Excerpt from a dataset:
__________

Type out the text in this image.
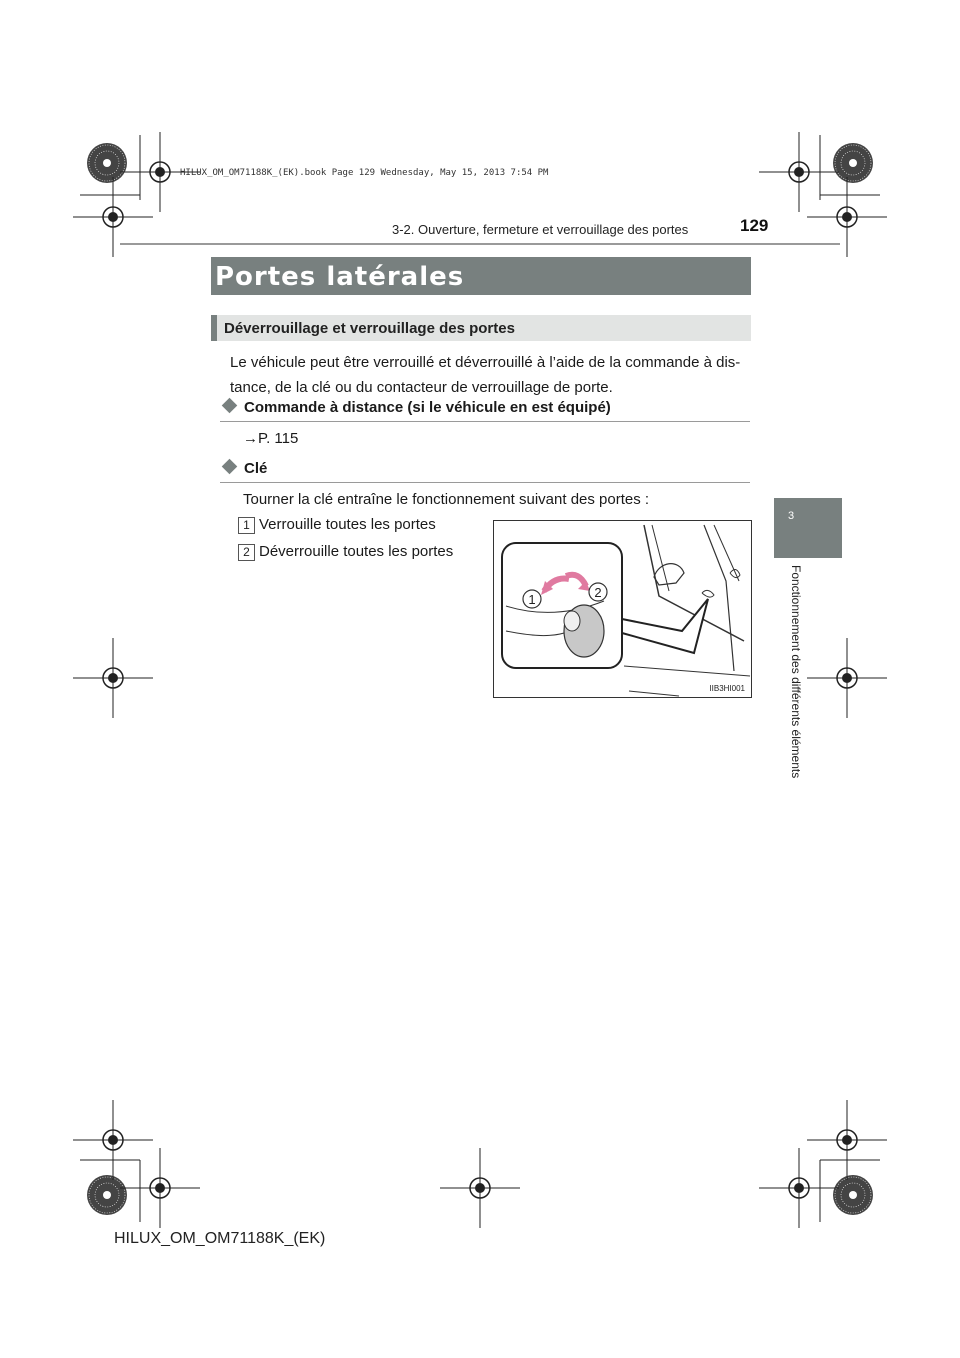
HILUX_OM_OM71188K_(EK).book Page 129 Wednesday, May 15, 2013 7:54 PM
3-2. Ouverture, fermeture et verrouillage des portes	129
3
Fonctionnement des différents éléments
Portes latérales
Déverrouillage et verrouillage des portes
Le véhicule peut être verrouillé et déverrouillé à l’aide de la commande à dis-tance, de la clé ou du contacteur de verrouillage de porte.
Commande à distance (si le véhicule en est équipé)
→P. 115
Clé
Tourner la clé entraîne le fonctionnement suivant des portes :
1 Verrouille toutes les portes
2 Déverrouille toutes les portes
1	2
IIB3HI001
HILUX_OM_OM71188K_(EK)
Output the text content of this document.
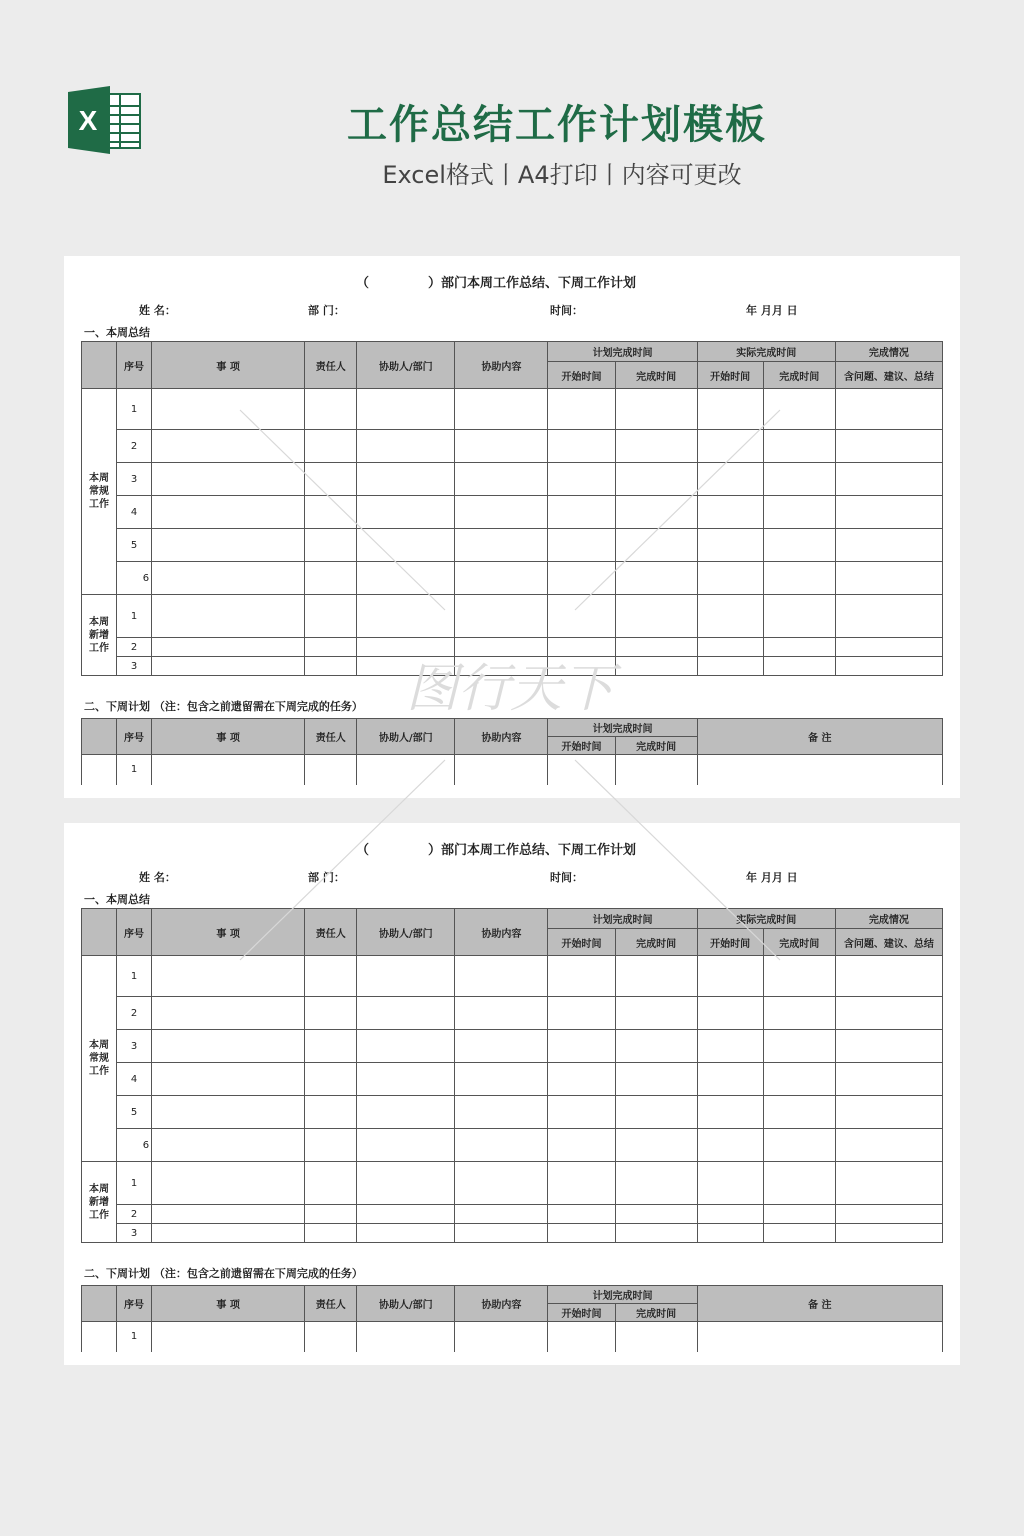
X	工作总结工作计划模板
Excel格式丨A4打印丨内容可更改
（	）部门本周工作总结、下周工作计划
姓 名：	部 门：	时间：	年 月月 日
一、本周总结
	序号	事 项	责任人	协助人/部门	协助内容	计划完成时间		实际完成时间		完成情况
						开始时间	完成时间	开始时间	完成时间	含问题、建议、总结

本周
常规
工作	1									
	2									
	3									
	4									
	5									
	6									

本周
新增
工作	1									
	2									
	3									
二、下周计划 （注：包含之前遗留需在下周完成的任务）
	序号	事 项	责任人	协助人/部门	协助内容	计划完成时间		备 注
						开始时间	完成时间	
	1							
（	）部门本周工作总结、下周工作计划
姓 名：	部 门：	时间：	年 月月 日
一、本周总结
	序号	事 项	责任人	协助人/部门	协助内容	计划完成时间		实际完成时间		完成情况
						开始时间	完成时间	开始时间	完成时间	含问题、建议、总结

本周
常规
工作	1									
	2									
	3									
	4									
	5									
	6									

本周
新增
工作	1									
	2									
	3									
二、下周计划 （注：包含之前遗留需在下周完成的任务）
	序号	事 项	责任人	协助人/部门	协助内容	计划完成时间		备 注
						开始时间	完成时间	
	1							
图行天下
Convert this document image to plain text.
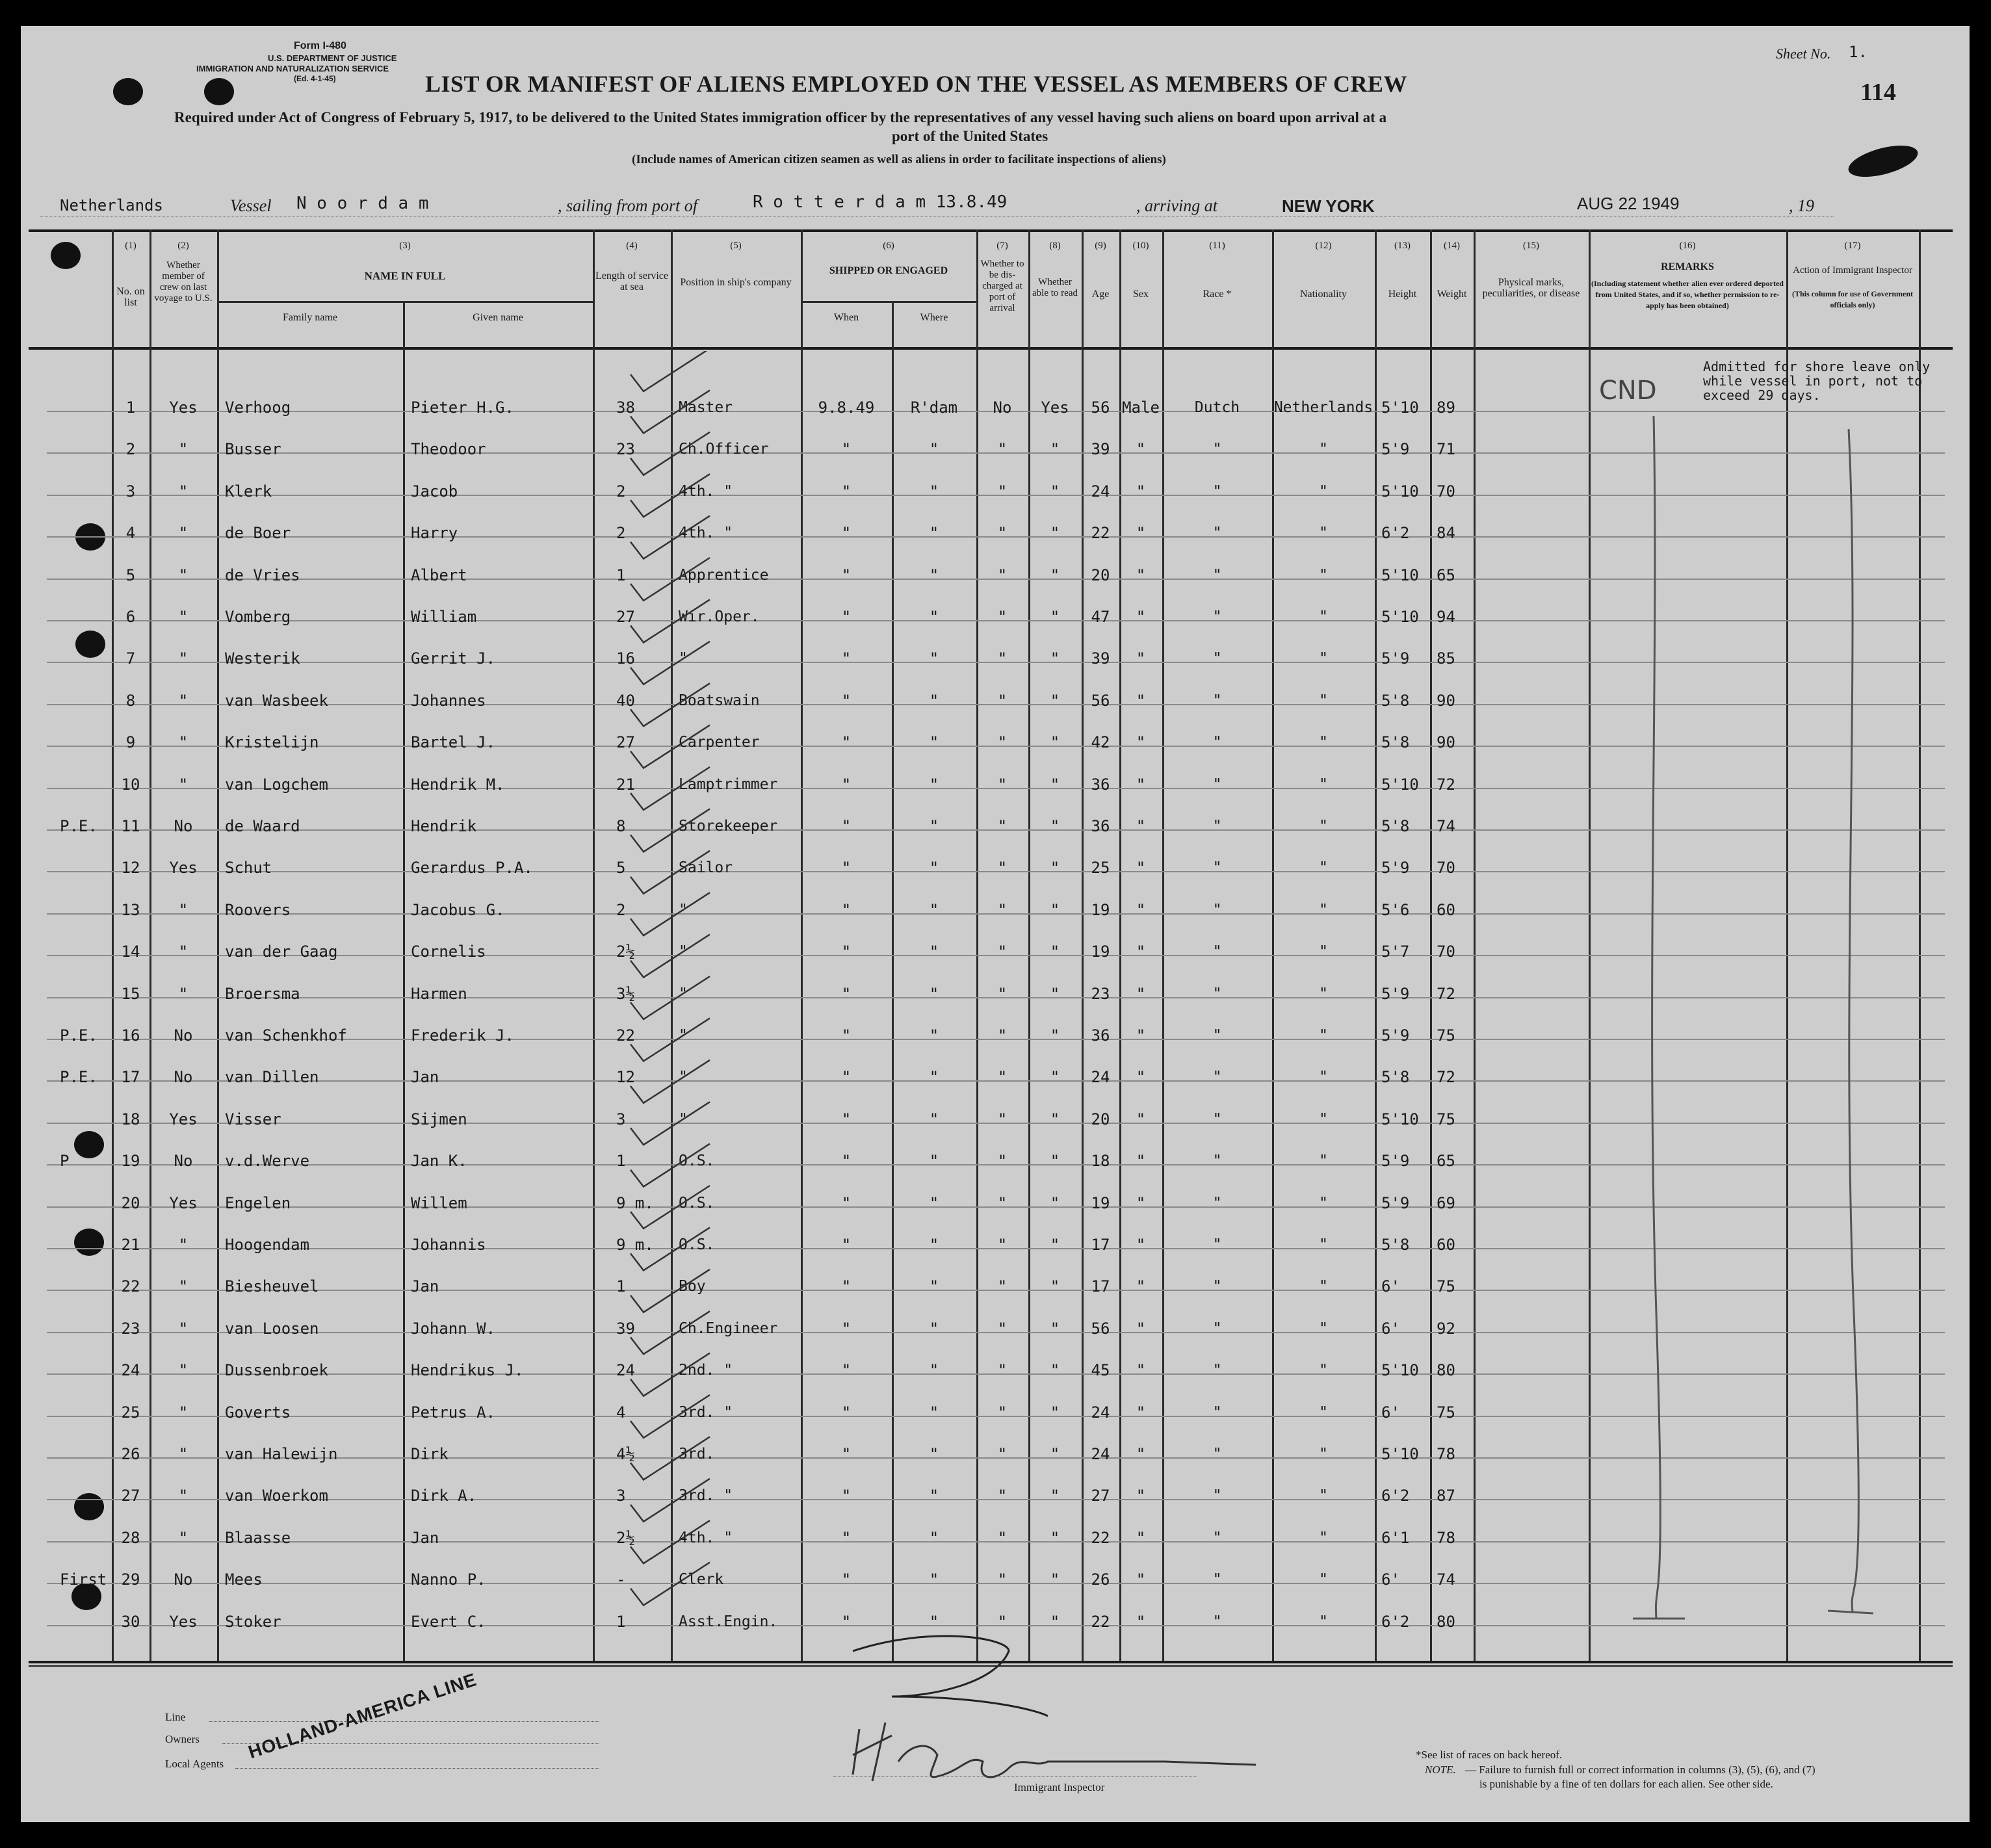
Form I-480
U.S. DEPARTMENT OF JUSTICE
IMMIGRATION AND NATURALIZATION SERVICE
(Ed. 4-1-45)
Sheet No. 1.
114
LIST OR MANIFEST OF ALIENS EMPLOYED ON THE VESSEL AS MEMBERS OF CREW
Required under Act of Congress of February 5, 1917, to be delivered to the United States immigration officer by the representatives of any vessel having such aliens on board upon arrival at a
port of the United States
(Include names of American citizen seamen as well as aliens in order to facilitate inspections of aliens)
Netherlands	Vessel N o o r d a m	, sailing from port of	R o t t e r d a m 13.8.49	, arriving at	NEW YORK	AUG 22 1949	, 19
(1)
No. on list
(2)
Whether member of crew on last voyage to U.S.
(3)
NAME IN FULL
Family name	Given name
(4)
Length of service at sea
(5)
Position in ship's company
(6)
SHIPPED OR ENGAGED
When	Where
(7)
Whether to be dis-charged at port of arrival
(8)
Whether able to read
(9)
Age
(10)
Sex
(11)
Race *
(12)
Nationality
(13)
Height
(14)
Weight
(15)
Physical marks, peculiarities, or disease
(16)
REMARKS
(Including statement whether alien ever ordered deported from United States, and if so, whether permission to re-apply has been obtained)
(17)
Action of Immigrant Inspector
(This column for use of Government officials only)
1	Yes	Verhoog	Pieter H.G.	38	Master	9.8.49	R'dam	No	Yes	56 Male	Dutch	Netherlands 5'10 89
2	"	Busser	Theodoor	23	Ch.Officer	"	"	"	"	39	"	"	"	5'9 71
3	"	Klerk	Jacob	2	4th. "	"	"	"	"	24	"	"	"	5'10 70
4	"	de Boer	Harry	2	4th. "	"	"	"	"	22	"	"	"	6'2 84
5	"	de Vries	Albert	1	Apprentice	"	"	"	"	20	"	"	"	5'10 65
6	"	Vomberg	William	27	Wir.Oper.	"	"	"	"	47	"	"	"	5'10 94
7	"	Westerik	Gerrit J.	16	"	"	"	"	"	39	"	"	"	5'9 85
8	"	van Wasbeek	Johannes	40	Boatswain	"	"	"	"	56	"	"	"	5'8 90
9	"	Kristelijn	Bartel J.	27	Carpenter	"	"	"	"	42	"	"	"	5'8 90
10	"	van Logchem	Hendrik M.	21	Lamptrimmer	"	"	"	"	36	"	"	"	5'10 72
P.E.	11	No	de Waard	Hendrik	8	Storekeeper	"	"	"	"	36	"	"	"	5'8 74
12	Yes	Schut	Gerardus P.A.	5	Sailor	"	"	"	"	25	"	"	"	5'9 70
13	"	Roovers	Jacobus G.	2	"	"	"	"	"	19	"	"	"	5'6 60
14	"	van der Gaag	Cornelis	2½	"	"	"	"	"	19	"	"	"	5'7 70
15	"	Broersma	Harmen	3½	"	"	"	"	"	23	"	"	"	5'9 72
P.E.	16	No	van Schenkhof	Frederik J.	22	"	"	"	"	"	36	"	"	"	5'9 75
P.E.	17	No	van Dillen	Jan	12	"	"	"	"	"	24	"	"	"	5'8 72
18	Yes	Visser	Sijmen	3	"	"	"	"	"	20	"	"	"	5'10 75
P	19	No	v.d.Werve	Jan K.	1	O.S.	"	"	"	"	18	"	"	"	5'9 65
20	Yes	Engelen	Willem	9 m. O.S.	"	"	"	"	19	"	"	"	5'9 69
21	"	Hoogendam	Johannis	9 m. O.S.	"	"	"	"	17	"	"	"	5'8 60
22	"	Biesheuvel	Jan	1	Boy	"	"	"	"	17	"	"	"	6' 75
23	"	van Loosen	Johann W.	39	Ch.Engineer	"	"	"	"	56	"	"	"	6' 92
24	"	Dussenbroek	Hendrikus J.	24	2nd. "	"	"	"	"	45	"	"	"	5'10 80
25	"	Goverts	Petrus A.	4	3rd. "	"	"	"	"	24	"	"	"	6' 75
26	"	van Halewijn	Dirk	4½	3rd.	"	"	"	"	24	"	"	"	5'10 78
27	"	van Woerkom	Dirk A.	3	3rd. "	"	"	"	"	27	"	"	"	6'2 87
28	"	Blaasse	Jan	2½	4th. "	"	"	"	"	22	"	"	"	6'1 78
First 29	No	Mees	Nanno P.	-	Clerk	"	"	"	"	26	"	"	"	6' 74
30	Yes	Stoker	Evert C.	1	Asst.Engin.	"	"	"	"	22	"	"	"	6'2 80
CND
Admitted for shore leave only
while vessel in port, not to
exceed 29 days.
Line
Owners
Local Agents
HOLLAND-AMERICA LINE
H H Engfors
Immigrant Inspector
*See list of races on back hereof.
NOTE. — Failure to furnish full or correct information in columns (3), (5), (6), and (7)
is punishable by a fine of ten dollars for each alien. See other side.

__________

▶ Requirements:
Show each line holding the word "Immigrant".

▶ In response:
Action of Immigrant Inspector
Immigrant Inspector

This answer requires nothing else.